=== EXTRACTED ENTRIES ===

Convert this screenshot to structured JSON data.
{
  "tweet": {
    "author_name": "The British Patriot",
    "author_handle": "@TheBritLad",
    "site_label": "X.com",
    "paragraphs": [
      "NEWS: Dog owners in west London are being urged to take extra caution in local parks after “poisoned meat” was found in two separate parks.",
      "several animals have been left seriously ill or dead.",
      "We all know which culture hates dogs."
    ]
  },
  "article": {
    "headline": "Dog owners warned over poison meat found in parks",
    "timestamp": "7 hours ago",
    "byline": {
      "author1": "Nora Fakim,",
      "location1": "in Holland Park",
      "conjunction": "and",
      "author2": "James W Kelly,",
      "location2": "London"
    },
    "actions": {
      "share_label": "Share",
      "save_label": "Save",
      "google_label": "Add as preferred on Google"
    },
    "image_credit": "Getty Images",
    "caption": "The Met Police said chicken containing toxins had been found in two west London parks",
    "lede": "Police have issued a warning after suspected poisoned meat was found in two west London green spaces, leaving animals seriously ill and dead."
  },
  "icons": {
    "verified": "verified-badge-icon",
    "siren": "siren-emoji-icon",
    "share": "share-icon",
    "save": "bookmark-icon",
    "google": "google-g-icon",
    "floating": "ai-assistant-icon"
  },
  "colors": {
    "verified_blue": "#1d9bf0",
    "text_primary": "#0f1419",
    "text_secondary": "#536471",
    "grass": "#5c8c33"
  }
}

===

YOUR ASSIGNMENT:
Please write out the entries exactly, keeping every line intact.

SOLUTION TO THIS PROBLEM:
Convert this screenshot to structured JSON data.
{
  "tweet": {
    "author_name": "The British Patriot",
    "author_handle": "@TheBritLad",
    "site_label": "X.com",
    "paragraphs": [
      "NEWS: Dog owners in west London are being urged to take extra caution in local parks after “poisoned meat” was found in two separate parks.",
      "several animals have been left seriously ill or dead.",
      "We all know which culture hates dogs."
    ]
  },
  "article": {
    "headline": "Dog owners warned over poison meat found in parks",
    "timestamp": "7 hours ago",
    "byline": {
      "author1": "Nora Fakim,",
      "location1": "in Holland Park",
      "conjunction": "and",
      "author2": "James W Kelly,",
      "location2": "London"
    },
    "actions": {
      "share_label": "Share",
      "save_label": "Save",
      "google_label": "Add as preferred on Google"
    },
    "image_credit": "Getty Images",
    "caption": "The Met Police said chicken containing toxins had been found in two west London parks",
    "lede": "Police have issued a warning after suspected poisoned meat was found in two west London green spaces, leaving animals seriously ill and dead."
  },
  "icons": {
    "verified": "verified-badge-icon",
    "siren": "siren-emoji-icon",
    "share": "share-icon",
    "save": "bookmark-icon",
    "google": "google-g-icon",
    "floating": "ai-assistant-icon"
  },
  "colors": {
    "verified_blue": "#1d9bf0",
    "text_primary": "#0f1419",
    "text_secondary": "#536471",
    "grass": "#5c8c33"
  }
}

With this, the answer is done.